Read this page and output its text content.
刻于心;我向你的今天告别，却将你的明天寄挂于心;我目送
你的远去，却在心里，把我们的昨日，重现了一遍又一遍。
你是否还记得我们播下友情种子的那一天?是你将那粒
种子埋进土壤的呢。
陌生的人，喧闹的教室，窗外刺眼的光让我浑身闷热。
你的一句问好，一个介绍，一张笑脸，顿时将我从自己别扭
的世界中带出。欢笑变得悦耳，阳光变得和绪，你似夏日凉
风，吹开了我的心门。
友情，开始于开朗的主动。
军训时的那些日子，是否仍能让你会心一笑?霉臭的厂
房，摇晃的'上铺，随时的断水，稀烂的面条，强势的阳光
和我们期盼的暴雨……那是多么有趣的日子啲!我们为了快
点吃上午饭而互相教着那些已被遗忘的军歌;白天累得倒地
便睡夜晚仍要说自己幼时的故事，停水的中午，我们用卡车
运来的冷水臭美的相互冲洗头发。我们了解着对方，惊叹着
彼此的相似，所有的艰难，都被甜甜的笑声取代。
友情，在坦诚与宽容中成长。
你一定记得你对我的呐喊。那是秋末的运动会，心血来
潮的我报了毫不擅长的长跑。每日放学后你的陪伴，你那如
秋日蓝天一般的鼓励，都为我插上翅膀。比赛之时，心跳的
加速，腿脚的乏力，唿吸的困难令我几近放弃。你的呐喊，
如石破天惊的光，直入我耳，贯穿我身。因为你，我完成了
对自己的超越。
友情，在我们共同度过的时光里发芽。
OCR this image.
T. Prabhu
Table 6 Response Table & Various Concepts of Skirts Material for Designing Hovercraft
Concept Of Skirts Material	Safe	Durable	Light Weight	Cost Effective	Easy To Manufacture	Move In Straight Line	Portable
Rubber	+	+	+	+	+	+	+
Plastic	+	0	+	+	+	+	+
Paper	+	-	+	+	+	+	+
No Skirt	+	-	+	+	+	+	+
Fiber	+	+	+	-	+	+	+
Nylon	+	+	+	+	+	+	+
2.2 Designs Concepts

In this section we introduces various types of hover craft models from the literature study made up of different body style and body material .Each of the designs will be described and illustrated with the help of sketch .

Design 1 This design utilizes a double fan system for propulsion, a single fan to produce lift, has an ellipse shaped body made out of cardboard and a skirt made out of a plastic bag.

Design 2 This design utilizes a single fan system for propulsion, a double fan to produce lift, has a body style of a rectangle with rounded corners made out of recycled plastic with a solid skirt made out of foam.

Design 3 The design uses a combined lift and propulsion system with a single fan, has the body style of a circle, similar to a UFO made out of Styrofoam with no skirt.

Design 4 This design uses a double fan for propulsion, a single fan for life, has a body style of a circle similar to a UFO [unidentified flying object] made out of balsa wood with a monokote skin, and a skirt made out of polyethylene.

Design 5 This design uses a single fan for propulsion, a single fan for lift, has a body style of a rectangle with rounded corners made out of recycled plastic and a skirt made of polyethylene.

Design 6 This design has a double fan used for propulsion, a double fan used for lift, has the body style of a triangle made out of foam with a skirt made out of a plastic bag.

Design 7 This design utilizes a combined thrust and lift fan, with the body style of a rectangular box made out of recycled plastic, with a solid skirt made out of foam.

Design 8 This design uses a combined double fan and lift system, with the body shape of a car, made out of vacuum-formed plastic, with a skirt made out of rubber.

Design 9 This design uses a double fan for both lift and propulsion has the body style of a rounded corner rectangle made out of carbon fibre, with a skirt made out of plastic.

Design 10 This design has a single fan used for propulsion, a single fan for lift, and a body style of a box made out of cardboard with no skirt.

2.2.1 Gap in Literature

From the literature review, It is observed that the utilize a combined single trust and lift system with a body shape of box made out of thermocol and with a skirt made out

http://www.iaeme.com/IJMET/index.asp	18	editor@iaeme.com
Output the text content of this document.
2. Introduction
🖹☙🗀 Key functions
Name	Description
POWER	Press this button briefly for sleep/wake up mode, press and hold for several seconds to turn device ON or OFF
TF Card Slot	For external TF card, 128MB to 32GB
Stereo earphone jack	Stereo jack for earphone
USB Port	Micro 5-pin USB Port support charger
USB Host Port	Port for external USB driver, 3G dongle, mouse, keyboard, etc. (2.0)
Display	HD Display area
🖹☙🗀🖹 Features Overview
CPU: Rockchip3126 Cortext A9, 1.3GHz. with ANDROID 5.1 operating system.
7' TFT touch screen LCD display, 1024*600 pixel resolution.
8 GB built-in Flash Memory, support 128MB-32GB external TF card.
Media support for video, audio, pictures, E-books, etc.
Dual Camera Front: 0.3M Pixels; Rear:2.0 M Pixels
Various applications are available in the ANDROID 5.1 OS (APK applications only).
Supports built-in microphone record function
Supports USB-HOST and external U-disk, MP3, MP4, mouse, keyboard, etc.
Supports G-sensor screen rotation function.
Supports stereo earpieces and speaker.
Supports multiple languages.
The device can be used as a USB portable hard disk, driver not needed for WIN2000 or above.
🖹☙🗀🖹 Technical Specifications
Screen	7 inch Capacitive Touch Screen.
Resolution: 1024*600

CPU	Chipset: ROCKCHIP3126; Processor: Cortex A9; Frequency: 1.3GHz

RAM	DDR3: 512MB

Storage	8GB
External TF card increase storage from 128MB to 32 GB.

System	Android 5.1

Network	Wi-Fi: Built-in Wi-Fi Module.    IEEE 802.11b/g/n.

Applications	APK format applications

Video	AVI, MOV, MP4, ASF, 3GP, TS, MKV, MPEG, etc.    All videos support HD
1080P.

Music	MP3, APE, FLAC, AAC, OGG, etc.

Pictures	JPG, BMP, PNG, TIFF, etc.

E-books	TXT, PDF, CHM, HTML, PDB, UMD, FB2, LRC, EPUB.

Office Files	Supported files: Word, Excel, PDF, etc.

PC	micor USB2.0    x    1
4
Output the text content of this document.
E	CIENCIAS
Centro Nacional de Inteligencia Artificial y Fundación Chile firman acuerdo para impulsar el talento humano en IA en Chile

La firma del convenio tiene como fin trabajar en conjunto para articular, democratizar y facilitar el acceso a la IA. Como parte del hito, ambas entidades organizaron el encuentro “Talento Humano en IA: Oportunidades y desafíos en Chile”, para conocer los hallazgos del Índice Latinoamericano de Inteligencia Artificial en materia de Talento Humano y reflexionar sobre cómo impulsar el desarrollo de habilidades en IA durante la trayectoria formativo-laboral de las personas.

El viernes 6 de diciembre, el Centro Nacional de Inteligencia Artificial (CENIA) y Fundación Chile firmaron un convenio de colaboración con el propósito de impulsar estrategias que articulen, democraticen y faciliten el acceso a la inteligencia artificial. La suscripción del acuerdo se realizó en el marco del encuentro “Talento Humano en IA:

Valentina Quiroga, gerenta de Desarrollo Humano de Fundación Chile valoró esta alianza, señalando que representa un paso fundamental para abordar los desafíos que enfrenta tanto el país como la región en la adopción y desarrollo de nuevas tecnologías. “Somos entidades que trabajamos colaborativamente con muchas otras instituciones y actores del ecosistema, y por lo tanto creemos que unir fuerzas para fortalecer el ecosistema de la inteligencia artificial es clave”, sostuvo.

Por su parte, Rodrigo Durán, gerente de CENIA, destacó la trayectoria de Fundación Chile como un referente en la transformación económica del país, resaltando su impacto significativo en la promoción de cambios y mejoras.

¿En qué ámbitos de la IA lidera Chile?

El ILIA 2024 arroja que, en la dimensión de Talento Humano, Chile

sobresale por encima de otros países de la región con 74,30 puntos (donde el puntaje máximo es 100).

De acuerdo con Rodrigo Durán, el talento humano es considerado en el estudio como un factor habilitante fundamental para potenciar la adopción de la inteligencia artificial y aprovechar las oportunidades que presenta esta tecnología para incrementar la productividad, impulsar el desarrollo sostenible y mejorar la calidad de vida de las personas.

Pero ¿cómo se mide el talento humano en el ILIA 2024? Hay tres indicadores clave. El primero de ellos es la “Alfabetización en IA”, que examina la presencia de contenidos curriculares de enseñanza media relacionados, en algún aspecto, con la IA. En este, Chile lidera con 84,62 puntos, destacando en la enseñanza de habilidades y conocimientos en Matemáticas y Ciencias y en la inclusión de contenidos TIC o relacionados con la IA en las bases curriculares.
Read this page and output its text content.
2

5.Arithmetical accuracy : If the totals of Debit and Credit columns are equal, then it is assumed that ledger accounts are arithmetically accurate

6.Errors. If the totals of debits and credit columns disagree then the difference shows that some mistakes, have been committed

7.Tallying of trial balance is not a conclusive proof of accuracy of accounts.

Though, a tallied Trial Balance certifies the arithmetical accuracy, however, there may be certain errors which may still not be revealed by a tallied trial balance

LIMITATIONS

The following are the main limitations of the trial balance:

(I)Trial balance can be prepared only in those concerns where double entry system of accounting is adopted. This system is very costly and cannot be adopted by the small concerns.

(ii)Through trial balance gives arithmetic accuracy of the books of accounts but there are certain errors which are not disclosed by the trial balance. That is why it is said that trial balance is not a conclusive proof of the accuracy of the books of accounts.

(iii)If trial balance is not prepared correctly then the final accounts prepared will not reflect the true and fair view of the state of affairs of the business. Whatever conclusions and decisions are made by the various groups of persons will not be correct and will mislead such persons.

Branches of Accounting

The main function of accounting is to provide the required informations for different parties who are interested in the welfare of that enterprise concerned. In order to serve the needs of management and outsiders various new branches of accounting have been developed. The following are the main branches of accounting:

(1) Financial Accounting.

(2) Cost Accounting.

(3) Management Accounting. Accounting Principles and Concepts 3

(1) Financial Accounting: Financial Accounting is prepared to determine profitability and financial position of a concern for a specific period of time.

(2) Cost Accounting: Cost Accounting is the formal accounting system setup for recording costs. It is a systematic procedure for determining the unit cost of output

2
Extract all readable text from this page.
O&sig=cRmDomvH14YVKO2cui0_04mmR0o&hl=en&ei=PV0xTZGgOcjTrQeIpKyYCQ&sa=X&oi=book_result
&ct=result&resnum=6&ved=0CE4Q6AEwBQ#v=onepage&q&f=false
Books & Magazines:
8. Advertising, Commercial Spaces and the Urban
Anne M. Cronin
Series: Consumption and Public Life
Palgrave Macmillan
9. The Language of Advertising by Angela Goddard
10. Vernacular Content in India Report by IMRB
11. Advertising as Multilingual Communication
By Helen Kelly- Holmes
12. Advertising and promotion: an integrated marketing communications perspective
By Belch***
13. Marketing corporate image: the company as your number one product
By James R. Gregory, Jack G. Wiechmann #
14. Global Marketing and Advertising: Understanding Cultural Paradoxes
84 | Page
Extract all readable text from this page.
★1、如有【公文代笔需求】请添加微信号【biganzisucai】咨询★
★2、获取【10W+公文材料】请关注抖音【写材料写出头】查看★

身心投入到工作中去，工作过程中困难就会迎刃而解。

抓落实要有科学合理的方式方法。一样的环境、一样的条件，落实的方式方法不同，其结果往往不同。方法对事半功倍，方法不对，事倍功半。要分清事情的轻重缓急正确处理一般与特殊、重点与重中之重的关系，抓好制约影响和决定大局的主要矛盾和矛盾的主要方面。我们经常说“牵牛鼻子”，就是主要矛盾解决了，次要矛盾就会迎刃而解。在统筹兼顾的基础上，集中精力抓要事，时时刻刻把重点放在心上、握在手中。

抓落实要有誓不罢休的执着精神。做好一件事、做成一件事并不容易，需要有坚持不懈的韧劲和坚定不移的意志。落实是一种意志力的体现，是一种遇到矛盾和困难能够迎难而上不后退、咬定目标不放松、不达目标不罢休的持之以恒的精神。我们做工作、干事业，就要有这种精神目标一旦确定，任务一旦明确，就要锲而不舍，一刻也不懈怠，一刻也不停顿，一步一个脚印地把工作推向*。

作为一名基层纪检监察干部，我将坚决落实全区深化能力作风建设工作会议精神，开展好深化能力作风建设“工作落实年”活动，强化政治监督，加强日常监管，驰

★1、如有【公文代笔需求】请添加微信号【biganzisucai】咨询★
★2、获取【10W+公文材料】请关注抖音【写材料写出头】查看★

_WRITTEN INSTRUCTION_: From the entries above, collect every line with the string "there" in it.

_ANSWER BELOW_:
Though, a tallied Trial Balance certifies the arithmetical accuracy, however, there may be certain errors which may still not be revealed by a tallied trial balance
(ii)Through trial balance gives arithmetic accuracy of the books of accounts but there are certain errors which are not disclosed by the trial balance. That is why it is said that trial balance is not a conclusive proof of the accuracy of the books of accounts.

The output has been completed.